* Begin *
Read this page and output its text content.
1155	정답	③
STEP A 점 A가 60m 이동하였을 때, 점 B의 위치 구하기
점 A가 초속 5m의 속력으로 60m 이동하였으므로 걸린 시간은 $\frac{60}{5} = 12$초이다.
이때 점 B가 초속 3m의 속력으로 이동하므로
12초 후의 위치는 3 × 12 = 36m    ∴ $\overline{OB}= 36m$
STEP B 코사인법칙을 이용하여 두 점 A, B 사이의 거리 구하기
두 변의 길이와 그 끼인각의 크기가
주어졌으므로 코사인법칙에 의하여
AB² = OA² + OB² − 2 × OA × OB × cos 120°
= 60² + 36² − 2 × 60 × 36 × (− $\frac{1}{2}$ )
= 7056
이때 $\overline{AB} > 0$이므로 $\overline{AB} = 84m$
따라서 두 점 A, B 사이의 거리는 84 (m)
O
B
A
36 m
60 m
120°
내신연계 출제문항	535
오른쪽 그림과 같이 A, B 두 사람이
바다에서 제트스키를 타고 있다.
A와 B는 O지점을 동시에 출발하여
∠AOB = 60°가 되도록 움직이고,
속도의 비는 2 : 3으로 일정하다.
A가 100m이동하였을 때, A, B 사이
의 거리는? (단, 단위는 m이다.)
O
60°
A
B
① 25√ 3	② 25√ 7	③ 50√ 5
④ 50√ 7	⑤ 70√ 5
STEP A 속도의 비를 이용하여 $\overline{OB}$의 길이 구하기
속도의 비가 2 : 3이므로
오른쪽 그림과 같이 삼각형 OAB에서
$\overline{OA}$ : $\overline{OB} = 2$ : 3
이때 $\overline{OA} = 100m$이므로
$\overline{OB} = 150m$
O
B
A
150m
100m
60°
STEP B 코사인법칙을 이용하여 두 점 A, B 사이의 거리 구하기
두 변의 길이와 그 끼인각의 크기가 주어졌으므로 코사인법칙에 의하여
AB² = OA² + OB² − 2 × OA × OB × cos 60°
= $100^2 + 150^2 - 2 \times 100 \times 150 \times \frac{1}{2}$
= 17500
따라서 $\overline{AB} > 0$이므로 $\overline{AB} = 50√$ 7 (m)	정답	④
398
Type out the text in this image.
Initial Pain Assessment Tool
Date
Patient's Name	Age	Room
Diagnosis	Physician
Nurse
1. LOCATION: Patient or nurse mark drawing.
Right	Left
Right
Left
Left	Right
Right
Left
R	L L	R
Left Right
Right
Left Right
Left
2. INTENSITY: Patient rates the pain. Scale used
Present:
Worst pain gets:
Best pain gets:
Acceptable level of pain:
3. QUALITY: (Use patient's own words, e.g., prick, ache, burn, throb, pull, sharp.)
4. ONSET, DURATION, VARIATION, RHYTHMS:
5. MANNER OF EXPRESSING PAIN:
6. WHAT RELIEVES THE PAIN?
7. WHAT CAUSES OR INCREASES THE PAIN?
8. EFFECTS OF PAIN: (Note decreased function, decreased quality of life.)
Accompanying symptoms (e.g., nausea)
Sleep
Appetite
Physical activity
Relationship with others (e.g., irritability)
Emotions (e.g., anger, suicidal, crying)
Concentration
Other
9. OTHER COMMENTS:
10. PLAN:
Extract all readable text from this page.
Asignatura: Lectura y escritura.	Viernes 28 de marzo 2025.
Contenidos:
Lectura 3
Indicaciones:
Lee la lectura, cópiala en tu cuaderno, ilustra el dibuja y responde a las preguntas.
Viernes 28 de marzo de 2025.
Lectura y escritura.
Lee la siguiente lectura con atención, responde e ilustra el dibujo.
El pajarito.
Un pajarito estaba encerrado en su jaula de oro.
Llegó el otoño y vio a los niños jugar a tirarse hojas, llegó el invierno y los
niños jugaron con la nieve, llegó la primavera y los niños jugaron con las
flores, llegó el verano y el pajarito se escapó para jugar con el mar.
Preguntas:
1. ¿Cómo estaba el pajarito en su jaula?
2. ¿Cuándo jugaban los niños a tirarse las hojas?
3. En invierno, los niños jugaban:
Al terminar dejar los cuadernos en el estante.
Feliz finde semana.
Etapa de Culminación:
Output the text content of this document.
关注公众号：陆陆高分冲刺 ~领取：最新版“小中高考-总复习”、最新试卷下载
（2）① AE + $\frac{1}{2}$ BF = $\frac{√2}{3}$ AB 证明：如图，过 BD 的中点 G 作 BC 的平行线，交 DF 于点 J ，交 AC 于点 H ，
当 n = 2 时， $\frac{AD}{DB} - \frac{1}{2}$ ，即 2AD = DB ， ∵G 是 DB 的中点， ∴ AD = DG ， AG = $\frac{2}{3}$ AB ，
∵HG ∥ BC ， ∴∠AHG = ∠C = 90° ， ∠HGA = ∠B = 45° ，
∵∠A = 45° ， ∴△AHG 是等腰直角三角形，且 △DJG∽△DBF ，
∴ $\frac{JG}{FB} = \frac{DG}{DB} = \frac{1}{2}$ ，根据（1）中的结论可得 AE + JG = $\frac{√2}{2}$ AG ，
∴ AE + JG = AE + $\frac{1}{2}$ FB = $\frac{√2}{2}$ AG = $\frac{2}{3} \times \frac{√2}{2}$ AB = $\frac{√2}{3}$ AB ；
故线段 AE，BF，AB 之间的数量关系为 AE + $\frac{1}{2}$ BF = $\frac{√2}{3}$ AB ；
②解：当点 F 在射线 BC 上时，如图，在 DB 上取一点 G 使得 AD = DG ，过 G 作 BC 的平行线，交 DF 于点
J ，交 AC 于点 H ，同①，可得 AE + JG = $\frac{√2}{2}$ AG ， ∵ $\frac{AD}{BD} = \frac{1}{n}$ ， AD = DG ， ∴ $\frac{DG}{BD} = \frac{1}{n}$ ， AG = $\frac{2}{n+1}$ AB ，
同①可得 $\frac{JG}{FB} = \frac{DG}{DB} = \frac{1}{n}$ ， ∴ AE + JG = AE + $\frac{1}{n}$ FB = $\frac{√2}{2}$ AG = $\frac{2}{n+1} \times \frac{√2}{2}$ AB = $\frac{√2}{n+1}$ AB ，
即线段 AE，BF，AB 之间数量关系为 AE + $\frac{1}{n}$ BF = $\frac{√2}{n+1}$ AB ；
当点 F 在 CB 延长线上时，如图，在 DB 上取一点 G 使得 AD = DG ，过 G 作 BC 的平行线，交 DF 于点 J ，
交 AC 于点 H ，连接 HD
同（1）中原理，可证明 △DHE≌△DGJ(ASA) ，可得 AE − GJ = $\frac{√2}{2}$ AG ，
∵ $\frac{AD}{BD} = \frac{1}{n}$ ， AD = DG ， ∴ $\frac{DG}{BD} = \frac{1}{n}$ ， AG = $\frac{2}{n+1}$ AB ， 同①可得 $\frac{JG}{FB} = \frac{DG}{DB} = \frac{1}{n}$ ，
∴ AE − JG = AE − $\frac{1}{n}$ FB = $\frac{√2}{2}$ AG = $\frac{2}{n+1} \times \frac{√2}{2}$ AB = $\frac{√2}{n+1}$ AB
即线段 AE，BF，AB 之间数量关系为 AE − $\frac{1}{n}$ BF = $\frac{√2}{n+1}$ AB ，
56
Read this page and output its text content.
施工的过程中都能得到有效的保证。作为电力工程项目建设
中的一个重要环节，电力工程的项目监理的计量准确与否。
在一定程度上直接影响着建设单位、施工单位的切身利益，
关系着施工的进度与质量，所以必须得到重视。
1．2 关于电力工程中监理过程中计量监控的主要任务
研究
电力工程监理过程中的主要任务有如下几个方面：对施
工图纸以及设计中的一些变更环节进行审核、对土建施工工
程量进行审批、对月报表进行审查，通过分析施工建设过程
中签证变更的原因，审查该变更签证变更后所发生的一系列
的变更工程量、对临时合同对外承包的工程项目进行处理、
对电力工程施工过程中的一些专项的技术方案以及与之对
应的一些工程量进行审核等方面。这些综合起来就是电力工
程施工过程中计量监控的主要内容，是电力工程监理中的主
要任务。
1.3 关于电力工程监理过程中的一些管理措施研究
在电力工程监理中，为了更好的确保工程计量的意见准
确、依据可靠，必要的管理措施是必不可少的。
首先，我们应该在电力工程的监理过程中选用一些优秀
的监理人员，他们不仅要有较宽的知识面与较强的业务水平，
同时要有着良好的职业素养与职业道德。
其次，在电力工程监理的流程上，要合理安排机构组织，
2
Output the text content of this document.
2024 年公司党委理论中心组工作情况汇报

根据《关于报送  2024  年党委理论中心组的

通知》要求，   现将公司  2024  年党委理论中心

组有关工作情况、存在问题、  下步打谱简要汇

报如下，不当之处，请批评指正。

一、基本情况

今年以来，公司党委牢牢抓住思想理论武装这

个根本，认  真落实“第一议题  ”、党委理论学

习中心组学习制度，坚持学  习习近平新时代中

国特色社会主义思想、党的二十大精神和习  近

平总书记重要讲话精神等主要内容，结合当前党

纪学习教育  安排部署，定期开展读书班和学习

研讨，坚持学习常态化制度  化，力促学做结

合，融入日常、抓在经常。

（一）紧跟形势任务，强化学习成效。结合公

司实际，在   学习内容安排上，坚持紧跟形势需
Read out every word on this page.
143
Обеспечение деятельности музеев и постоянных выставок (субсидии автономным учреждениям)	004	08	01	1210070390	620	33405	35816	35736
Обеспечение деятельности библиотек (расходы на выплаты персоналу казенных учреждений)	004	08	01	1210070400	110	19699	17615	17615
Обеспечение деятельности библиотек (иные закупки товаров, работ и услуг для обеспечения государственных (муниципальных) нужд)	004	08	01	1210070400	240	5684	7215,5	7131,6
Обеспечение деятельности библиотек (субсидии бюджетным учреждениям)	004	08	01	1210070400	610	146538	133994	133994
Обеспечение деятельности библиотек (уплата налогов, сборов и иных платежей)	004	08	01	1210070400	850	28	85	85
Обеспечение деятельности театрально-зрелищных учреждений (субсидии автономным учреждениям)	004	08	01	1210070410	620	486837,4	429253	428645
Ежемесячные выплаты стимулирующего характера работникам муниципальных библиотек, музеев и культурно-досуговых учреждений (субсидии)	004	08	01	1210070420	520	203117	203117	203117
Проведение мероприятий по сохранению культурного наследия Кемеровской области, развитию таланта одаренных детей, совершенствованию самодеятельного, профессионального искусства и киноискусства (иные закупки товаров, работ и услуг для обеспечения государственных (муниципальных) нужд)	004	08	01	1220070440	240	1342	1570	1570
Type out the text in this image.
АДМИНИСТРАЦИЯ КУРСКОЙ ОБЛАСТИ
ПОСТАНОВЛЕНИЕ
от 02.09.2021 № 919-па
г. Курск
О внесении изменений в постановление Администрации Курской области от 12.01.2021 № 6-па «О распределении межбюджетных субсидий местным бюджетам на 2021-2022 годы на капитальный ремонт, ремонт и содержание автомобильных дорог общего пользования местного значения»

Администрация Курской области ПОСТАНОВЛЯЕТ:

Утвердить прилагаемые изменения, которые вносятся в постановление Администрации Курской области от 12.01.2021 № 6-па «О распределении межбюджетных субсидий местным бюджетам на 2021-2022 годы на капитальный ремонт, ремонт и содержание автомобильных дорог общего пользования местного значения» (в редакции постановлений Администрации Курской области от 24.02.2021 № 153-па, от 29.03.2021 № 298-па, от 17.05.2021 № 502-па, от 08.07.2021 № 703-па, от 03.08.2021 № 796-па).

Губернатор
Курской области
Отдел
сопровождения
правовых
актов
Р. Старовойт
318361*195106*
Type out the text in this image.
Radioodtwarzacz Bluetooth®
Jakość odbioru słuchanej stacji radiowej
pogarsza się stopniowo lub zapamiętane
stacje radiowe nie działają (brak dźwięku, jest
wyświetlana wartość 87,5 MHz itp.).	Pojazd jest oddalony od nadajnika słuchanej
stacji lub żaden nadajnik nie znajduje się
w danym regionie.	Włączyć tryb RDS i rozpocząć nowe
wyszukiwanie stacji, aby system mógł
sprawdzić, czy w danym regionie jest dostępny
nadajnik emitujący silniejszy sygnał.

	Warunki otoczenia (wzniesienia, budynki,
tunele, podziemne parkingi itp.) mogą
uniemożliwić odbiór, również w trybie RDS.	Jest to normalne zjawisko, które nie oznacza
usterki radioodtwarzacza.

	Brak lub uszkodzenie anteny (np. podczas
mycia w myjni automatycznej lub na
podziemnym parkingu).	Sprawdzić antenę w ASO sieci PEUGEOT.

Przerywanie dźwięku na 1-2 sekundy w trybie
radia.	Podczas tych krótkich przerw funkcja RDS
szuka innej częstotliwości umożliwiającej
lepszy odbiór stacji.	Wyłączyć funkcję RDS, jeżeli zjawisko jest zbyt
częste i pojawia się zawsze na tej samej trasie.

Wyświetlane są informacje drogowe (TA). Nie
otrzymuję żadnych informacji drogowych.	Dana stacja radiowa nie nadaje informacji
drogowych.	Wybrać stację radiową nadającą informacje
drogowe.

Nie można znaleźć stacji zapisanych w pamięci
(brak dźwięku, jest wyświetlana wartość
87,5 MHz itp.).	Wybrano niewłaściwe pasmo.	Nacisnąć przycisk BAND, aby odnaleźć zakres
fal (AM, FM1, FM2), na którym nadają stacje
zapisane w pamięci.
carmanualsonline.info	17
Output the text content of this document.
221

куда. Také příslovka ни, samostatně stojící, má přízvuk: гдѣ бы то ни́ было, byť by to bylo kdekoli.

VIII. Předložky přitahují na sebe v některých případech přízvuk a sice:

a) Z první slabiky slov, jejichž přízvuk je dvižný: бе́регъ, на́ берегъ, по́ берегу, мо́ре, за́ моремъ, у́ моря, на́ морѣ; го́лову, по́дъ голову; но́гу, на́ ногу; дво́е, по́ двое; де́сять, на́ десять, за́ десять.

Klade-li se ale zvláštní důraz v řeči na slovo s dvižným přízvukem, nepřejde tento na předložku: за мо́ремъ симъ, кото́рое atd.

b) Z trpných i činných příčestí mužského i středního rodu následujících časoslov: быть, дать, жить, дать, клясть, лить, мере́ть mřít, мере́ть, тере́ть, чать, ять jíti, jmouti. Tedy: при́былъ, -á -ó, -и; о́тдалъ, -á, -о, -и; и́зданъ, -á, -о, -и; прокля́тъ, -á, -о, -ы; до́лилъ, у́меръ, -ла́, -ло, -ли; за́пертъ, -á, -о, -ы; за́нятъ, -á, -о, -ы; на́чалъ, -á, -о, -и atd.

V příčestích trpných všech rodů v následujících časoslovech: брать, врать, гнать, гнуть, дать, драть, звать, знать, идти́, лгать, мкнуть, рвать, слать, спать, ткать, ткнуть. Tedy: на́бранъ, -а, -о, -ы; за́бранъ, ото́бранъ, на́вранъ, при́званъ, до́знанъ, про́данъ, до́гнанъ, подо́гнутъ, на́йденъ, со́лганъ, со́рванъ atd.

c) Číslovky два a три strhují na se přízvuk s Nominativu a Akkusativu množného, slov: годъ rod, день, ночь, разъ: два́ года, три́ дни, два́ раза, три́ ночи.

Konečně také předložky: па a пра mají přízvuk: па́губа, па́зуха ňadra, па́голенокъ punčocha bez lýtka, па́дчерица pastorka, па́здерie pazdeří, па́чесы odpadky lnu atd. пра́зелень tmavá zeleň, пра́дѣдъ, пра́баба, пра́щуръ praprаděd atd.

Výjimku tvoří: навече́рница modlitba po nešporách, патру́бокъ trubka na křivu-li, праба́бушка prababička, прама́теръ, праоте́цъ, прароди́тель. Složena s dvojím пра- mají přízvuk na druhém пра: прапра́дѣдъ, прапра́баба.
* End *
### WRITTEN TASK
Go through the records above and copy every line with the word "stacji".

### ANSWER BELOW
Jakość odbioru słuchanej stacji radiowej
stacji lub żaden nadajnik nie znajduje się
wyszukiwanie stacji, aby system mógł
lepszy odbiór stacji.	Wyłączyć funkcję RDS, jeżeli zjawisko jest zbyt
Nie można znaleźć stacji zapisanych w pamięci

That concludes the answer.